Source data:
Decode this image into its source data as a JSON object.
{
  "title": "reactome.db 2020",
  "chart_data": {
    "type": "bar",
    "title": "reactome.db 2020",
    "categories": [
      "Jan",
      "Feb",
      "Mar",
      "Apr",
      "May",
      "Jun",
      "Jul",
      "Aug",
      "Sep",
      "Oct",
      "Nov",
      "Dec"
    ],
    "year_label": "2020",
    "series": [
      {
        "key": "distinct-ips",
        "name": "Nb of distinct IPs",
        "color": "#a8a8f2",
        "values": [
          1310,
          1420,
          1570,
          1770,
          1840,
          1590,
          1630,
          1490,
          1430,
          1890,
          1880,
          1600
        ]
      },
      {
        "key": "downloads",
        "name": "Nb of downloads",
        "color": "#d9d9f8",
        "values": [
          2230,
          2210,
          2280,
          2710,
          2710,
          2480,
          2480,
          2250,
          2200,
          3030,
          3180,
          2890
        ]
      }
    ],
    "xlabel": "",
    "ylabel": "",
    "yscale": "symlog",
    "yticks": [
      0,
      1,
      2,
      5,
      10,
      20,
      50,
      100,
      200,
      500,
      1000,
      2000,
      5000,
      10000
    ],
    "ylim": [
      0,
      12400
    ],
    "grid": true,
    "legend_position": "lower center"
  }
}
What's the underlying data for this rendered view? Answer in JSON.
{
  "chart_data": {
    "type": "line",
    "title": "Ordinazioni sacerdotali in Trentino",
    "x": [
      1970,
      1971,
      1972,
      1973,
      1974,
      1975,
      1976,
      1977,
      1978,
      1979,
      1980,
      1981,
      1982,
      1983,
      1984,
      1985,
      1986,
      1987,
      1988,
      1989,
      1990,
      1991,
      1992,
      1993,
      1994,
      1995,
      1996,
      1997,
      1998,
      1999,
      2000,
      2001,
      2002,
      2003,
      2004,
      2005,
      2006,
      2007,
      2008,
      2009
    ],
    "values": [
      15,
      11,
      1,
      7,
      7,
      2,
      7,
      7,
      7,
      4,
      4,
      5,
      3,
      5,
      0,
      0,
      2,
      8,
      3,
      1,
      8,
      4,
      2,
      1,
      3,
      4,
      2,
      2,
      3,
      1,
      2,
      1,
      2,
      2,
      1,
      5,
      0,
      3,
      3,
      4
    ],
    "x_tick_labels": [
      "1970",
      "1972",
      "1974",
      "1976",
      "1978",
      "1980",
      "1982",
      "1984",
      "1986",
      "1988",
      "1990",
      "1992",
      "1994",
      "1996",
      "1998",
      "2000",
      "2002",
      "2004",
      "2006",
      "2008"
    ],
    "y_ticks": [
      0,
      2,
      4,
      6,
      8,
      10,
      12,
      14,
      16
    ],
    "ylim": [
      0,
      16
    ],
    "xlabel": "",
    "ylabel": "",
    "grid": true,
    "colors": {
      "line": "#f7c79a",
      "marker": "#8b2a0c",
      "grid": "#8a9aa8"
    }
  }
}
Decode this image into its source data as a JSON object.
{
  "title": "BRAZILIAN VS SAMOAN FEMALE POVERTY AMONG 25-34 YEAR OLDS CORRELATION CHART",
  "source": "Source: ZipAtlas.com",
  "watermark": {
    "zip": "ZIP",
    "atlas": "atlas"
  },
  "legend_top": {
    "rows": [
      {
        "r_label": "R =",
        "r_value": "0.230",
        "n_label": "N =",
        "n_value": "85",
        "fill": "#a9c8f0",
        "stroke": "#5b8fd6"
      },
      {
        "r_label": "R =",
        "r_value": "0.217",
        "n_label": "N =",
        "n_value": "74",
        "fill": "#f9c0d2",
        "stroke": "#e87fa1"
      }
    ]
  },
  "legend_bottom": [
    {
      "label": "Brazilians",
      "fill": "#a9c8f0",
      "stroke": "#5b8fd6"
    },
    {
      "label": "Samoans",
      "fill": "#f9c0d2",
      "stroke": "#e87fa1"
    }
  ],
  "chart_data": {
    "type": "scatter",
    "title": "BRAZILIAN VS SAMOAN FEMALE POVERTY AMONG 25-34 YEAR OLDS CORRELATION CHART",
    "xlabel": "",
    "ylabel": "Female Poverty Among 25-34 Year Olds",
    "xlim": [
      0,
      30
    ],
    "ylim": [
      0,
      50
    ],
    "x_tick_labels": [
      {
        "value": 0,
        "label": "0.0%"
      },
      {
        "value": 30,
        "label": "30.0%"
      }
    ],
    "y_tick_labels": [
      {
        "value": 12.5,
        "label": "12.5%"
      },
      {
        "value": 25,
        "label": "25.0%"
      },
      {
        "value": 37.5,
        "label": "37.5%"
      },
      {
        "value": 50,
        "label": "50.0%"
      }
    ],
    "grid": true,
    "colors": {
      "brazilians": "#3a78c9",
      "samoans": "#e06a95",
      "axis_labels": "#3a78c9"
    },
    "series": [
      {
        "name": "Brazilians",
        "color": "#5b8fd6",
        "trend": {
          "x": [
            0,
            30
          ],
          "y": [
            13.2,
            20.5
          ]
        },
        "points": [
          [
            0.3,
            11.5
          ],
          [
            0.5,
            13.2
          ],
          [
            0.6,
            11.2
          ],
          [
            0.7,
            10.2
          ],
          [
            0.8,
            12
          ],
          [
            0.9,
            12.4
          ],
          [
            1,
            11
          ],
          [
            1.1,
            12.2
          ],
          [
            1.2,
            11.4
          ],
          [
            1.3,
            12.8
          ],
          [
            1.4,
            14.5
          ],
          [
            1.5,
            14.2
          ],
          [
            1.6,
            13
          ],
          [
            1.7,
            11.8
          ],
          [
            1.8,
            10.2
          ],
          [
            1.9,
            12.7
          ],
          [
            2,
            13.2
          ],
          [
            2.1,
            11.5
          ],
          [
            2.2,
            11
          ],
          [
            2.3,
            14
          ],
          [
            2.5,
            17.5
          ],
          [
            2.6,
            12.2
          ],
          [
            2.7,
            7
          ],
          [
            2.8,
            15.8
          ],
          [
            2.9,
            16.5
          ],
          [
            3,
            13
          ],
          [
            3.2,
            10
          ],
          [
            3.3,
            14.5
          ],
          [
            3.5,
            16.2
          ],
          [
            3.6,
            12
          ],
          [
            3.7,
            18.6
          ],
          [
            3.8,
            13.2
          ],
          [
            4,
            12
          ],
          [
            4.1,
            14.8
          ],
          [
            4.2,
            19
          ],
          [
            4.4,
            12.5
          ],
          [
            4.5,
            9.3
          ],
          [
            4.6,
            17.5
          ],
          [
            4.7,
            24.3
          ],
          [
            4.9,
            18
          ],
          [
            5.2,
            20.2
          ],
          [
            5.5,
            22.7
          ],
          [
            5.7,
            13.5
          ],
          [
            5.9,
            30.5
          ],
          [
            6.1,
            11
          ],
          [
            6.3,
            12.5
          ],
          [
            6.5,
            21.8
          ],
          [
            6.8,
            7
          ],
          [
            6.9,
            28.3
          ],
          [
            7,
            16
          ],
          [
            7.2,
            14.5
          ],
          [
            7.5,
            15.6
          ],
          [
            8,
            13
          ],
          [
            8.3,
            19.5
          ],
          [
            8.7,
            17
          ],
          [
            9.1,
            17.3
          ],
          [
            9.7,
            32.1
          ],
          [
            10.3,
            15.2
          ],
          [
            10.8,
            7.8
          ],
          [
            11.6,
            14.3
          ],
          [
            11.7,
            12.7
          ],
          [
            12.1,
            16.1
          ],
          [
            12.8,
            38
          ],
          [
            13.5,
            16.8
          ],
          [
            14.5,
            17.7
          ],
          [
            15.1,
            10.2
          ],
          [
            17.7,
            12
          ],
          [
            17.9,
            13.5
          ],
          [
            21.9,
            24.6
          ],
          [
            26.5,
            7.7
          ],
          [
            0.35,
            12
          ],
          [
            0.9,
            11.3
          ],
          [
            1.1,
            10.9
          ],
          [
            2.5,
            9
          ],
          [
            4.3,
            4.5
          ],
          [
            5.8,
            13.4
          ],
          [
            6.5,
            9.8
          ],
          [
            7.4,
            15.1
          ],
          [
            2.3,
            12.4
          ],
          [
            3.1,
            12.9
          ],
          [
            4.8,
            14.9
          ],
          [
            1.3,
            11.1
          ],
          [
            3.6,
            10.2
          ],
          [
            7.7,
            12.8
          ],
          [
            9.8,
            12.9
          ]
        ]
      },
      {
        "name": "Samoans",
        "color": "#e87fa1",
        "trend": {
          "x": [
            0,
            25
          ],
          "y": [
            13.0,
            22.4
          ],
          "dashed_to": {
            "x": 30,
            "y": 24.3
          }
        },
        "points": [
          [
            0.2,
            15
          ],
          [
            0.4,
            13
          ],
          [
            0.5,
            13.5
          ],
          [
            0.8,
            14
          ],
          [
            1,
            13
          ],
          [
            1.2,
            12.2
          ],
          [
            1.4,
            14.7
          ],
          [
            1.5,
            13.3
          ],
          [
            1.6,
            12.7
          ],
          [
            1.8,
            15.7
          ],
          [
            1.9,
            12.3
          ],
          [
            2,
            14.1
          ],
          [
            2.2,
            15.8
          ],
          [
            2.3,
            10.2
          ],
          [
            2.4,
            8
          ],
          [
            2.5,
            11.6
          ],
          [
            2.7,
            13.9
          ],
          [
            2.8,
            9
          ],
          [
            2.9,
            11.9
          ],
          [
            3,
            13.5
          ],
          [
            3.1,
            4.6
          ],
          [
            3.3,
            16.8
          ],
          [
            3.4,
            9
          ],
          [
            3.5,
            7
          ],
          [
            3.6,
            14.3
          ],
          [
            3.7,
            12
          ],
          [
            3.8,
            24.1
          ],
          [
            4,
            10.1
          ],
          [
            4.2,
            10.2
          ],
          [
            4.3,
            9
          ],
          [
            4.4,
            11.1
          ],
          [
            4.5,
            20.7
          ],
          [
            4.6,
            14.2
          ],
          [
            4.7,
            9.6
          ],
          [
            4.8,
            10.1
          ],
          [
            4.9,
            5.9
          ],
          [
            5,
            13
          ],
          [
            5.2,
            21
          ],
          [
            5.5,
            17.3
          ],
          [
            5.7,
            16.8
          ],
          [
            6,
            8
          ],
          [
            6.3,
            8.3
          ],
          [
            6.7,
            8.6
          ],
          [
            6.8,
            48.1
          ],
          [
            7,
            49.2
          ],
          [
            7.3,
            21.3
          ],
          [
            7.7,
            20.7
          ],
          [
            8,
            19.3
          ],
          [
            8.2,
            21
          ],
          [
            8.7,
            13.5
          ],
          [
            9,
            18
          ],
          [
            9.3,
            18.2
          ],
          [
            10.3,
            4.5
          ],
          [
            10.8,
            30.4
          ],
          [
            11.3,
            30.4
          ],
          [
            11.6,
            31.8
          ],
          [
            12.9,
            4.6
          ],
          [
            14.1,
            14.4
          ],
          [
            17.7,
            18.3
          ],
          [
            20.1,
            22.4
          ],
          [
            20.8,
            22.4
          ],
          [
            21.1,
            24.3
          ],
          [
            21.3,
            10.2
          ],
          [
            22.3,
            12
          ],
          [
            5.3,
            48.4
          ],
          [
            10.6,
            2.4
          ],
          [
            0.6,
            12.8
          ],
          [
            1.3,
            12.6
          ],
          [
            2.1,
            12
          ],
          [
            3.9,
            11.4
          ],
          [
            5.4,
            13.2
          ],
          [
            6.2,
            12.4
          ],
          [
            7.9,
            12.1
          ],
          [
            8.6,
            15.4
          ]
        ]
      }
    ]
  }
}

Requirements: Only the count is needed: the number of lines in the data that include the word "stroke".

The completed task: 4